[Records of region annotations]
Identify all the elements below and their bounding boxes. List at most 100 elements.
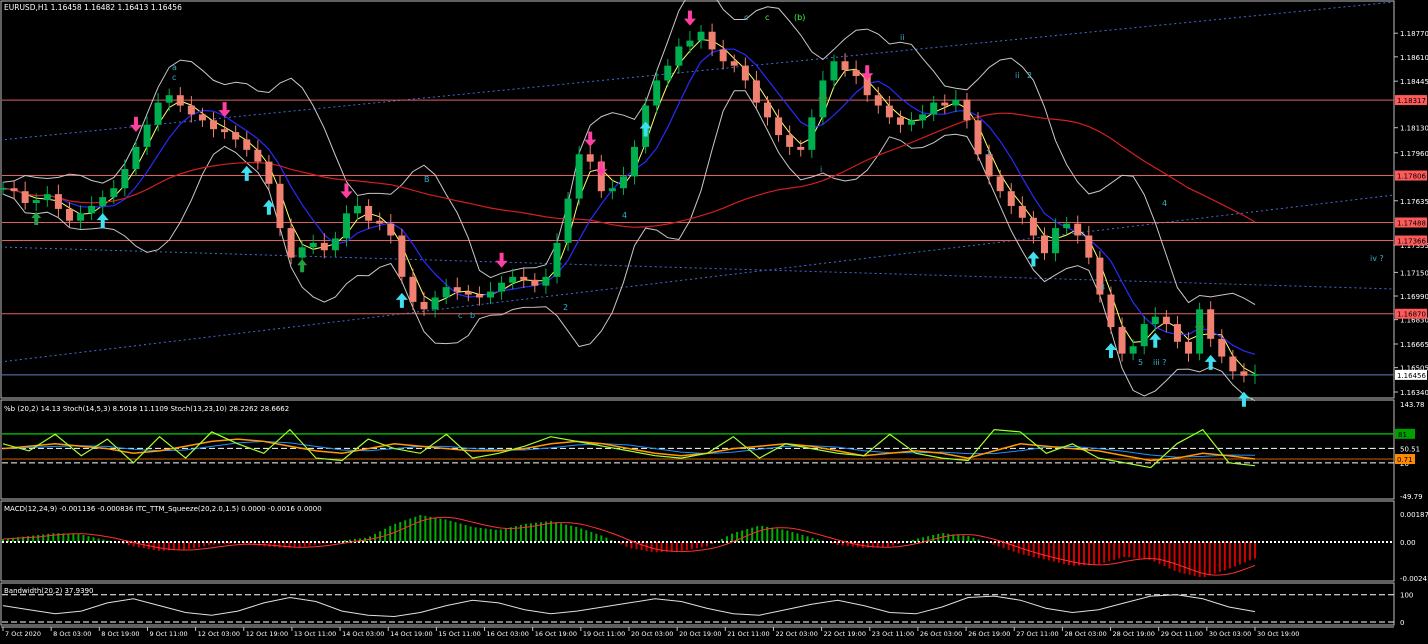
time-tick-label: 14 Oct 19:00 [390,630,432,638]
candle-body [708,31,716,50]
time-tick-label: 19 Oct 11:00 [583,630,625,638]
candle-body [542,276,550,286]
wave-label: c [458,311,462,320]
candle-body [420,301,428,310]
time-tick-label: 12 Oct 19:00 [246,630,288,638]
candle-body [531,279,539,286]
mt4-chart-window[interactable]: a c Bb c 2 4 c c (b) ii i 1 2 3 4 5 iii ? iv ? ii 1.18770 1… [0,0,1428,640]
candle-body [1229,356,1237,372]
candle-body [553,242,561,277]
candle-body [88,205,96,214]
candle-body [32,200,40,203]
candle-body [830,61,838,81]
time-tick-label: 22 Oct 19:00 [824,630,866,638]
stoch-tick-label: 50.51 [1400,445,1420,453]
candle-body [254,149,262,162]
macd-panel-label: MACD(12,24,9) -0.001136 -0.000836 ITC_TT… [4,505,322,513]
time-tick-label: 29 Oct 11:00 [1161,630,1203,638]
candle-body [730,61,738,66]
candle-body [653,80,661,106]
wave-label: 5 [1138,358,1143,367]
time-tick-label: 30 Oct 19:00 [1257,630,1299,638]
symbol-header: EURUSD,H1 1.16458 1.16482 1.16413 1.1645… [4,3,182,12]
candle-body [564,198,572,243]
candle-body [176,95,184,106]
candle-body [619,176,627,189]
candle-body [686,40,694,47]
candle-body [1218,338,1226,357]
candle-body [797,146,805,150]
candle-body [475,294,483,298]
candle-body [974,120,982,155]
price-tick-label: 1.18445 [1400,78,1428,86]
candle-body [354,205,362,214]
stoch-panel-label: %b (20,2) 14.13 Stoch(14,5,3) 8.5018 11.… [4,405,289,413]
candle-body [387,223,395,236]
candle-body [1185,341,1193,354]
candle-body [896,117,904,125]
time-tick-label: 9 Oct 11:00 [149,630,187,638]
wave-label: B [424,175,430,184]
candle-body [309,242,317,248]
price-tick-label: 1.16340 [1400,389,1428,397]
candle-body [996,176,1004,192]
stoch-81-tag-label: 81 [1398,431,1407,439]
candle-body [1129,346,1137,354]
candle-body [697,31,705,41]
price-tick-label: 1.18130 [1400,125,1428,133]
time-tick-label: 26 Oct 19:00 [968,630,1010,638]
candle-body [154,102,162,125]
wave-label: 1 [986,149,991,158]
candle-body [719,49,727,62]
wave-label: i [820,165,822,174]
price-tick-label: 1.17960 [1400,150,1428,158]
wave-label: 2 [563,303,568,312]
price-tick-label: 1.17150 [1400,269,1428,277]
candle-body [65,208,73,221]
time-tick-label: 28 Oct 19:00 [1113,630,1155,638]
sr-price-tag-label: 1.17488 [1397,219,1426,227]
wave-label: b [470,311,475,320]
time-tick-label: 23 Oct 11:00 [872,630,914,638]
candle-body [365,205,373,221]
bandwidth-panel-label: Bandwidth(20,2) 37.9390 [4,587,94,595]
candle-body [841,61,849,71]
candle-body [1074,223,1082,236]
sr-price-tag-label: 1.16870 [1397,311,1426,319]
wave-label: (b) [794,13,805,22]
candle-body [1151,316,1159,325]
candle-body [1107,294,1115,328]
time-tick-label: 14 Oct 03:00 [342,630,384,638]
time-tick-label: 22 Oct 03:00 [775,630,817,638]
candle-body [852,70,860,77]
candle-body [885,105,893,118]
candle-body [243,139,251,150]
candle-body [575,154,583,199]
candle-body [132,146,140,170]
candle-body [1085,235,1093,258]
candle-body [963,99,971,121]
time-tick-label: 27 Oct 11:00 [1016,630,1058,638]
candle-body [54,194,62,209]
candle-body [675,46,683,66]
wave-label: 2 [1027,71,1032,80]
candle-body [586,154,594,162]
wave-label: a [172,63,177,72]
candle-body [77,213,85,221]
candle-body [1018,205,1026,218]
candle-body [110,188,118,198]
candle-body [509,276,517,283]
price-tick-label: 1.16665 [1400,341,1428,349]
current-price-tag-label: 1.16456 [1397,372,1426,380]
candle-body [1162,316,1170,325]
candle-body [187,105,195,115]
chart-canvas[interactable]: acBbc24c c (b)iii12345 iii ?iv ?ii 1.187701… [0,0,1428,640]
time-tick-label: 28 Oct 03:00 [1064,630,1106,638]
candle-body [276,183,284,229]
candle-body [786,135,794,147]
candle-body [287,228,295,258]
wave-label: iii ? [1153,358,1166,367]
candle-body [198,114,206,121]
candle-body [453,287,461,292]
candle-body [165,95,173,103]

WRITTEN EXERCISE >>
Duplicate every line of the records above verbatim, omitting the pictures.

EXERCISE OUTPUT >>
Identify all the elements below and their bounding boxes. List at most 100 elements.
time-tick-label: 14 Oct 19:00 [390,630,432,638]
candle-body [708,31,716,50]
time-tick-label: 19 Oct 11:00 [583,630,625,638]
candle-body [542,276,550,286]
wave-label: c [458,311,462,320]
candle-body [420,301,428,310]
time-tick-label: 12 Oct 19:00 [246,630,288,638]
candle-body [531,279,539,286]
mt4-chart-window[interactable]: a c Bb c 2 4 c c (b) ii i 1 2 3 4 5 iii ? iv ? ii 1.18770 1… [0,0,1428,640]
candle-body [1229,356,1237,372]
candle-body [553,242,561,277]
candle-body [88,205,96,214]
candle-body [32,200,40,203]
candle-body [830,61,838,81]
time-tick-label: 22 Oct 19:00 [824,630,866,638]
stoch-tick-label: 50.51 [1400,445,1420,453]
candle-body [254,149,262,162]
macd-panel-label: MACD(12,24,9) -0.001136 -0.000836 ITC_TT… [4,505,322,513]
time-tick-label: 29 Oct 11:00 [1161,630,1203,638]
candle-body [730,61,738,66]
candle-body [653,80,661,106]
wave-label: 5 [1138,358,1143,367]
time-tick-label: 30 Oct 19:00 [1257,630,1299,638]
symbol-header: EURUSD,H1 1.16458 1.16482 1.16413 1.1645… [4,3,182,12]
candle-body [564,198,572,243]
candle-body [176,95,184,106]
candle-body [619,176,627,189]
candle-body [686,40,694,47]
candle-body [1218,338,1226,357]
candle-body [797,146,805,150]
candle-body [475,294,483,298]
candle-body [974,120,982,155]
price-tick-label: 1.18445 [1400,78,1428,86]
candle-body [354,205,362,214]
stoch-panel-label: %b (20,2) 14.13 Stoch(14,5,3) 8.5018 11.… [4,405,289,413]
candle-body [387,223,395,236]
candle-body [1185,341,1193,354]
candle-body [896,117,904,125]
time-tick-label: 9 Oct 11:00 [149,630,187,638]
wave-label: B [424,175,430,184]
candle-body [309,242,317,248]
price-tick-label: 1.16340 [1400,389,1428,397]
candle-body [996,176,1004,192]
stoch-81-tag-label: 81 [1398,431,1407,439]
candle-body [1129,346,1137,354]
candle-body [697,31,705,41]
price-tick-label: 1.18130 [1400,125,1428,133]
time-tick-label: 26 Oct 19:00 [968,630,1010,638]
candle-body [154,102,162,125]
wave-label: 1 [986,149,991,158]
candle-body [719,49,727,62]
wave-label: i [820,165,822,174]
price-tick-label: 1.17960 [1400,150,1428,158]
wave-label: 2 [563,303,568,312]
price-tick-label: 1.17150 [1400,269,1428,277]
candle-body [65,208,73,221]
time-tick-label: 28 Oct 19:00 [1113,630,1155,638]
sr-price-tag-label: 1.17488 [1397,219,1426,227]
wave-label: b [470,311,475,320]
time-tick-label: 23 Oct 11:00 [872,630,914,638]
candle-body [365,205,373,221]
bandwidth-panel-label: Bandwidth(20,2) 37.9390 [4,587,94,595]
candle-body [841,61,849,71]
candle-body [1074,223,1082,236]
sr-price-tag-label: 1.16870 [1397,311,1426,319]
wave-label: (b) [794,13,805,22]
candle-body [1151,316,1159,325]
candle-body [1107,294,1115,328]
time-tick-label: 14 Oct 03:00 [342,630,384,638]
time-tick-label: 22 Oct 03:00 [775,630,817,638]
candle-body [852,70,860,77]
candle-body [885,105,893,118]
candle-body [243,139,251,150]
candle-body [575,154,583,199]
candle-body [132,146,140,170]
candle-body [1085,235,1093,258]
candle-body [963,99,971,121]
time-tick-label: 27 Oct 11:00 [1016,630,1058,638]
candle-body [54,194,62,209]
candle-body [675,46,683,66]
wave-label: 2 [1027,71,1032,80]
candle-body [586,154,594,162]
wave-label: a [172,63,177,72]
candle-body [77,213,85,221]
candle-body [1018,205,1026,218]
candle-body [110,188,118,198]
candle-body [509,276,517,283]
price-tick-label: 1.16665 [1400,341,1428,349]
current-price-tag-label: 1.16456 [1397,372,1426,380]
candle-body [1162,316,1170,325]
candle-body [187,105,195,115]
chart-canvas[interactable]: acBbc24c c (b)iii12345 iii ?iv ?ii 1.187701… [0,0,1428,640]
time-tick-label: 28 Oct 03:00 [1064,630,1106,638]
candle-body [276,183,284,229]
candle-body [786,135,794,147]
candle-body [287,228,295,258]
wave-label: iii ? [1153,358,1166,367]
candle-body [198,114,206,121]
candle-body [453,287,461,292]
candle-body [165,95,173,103]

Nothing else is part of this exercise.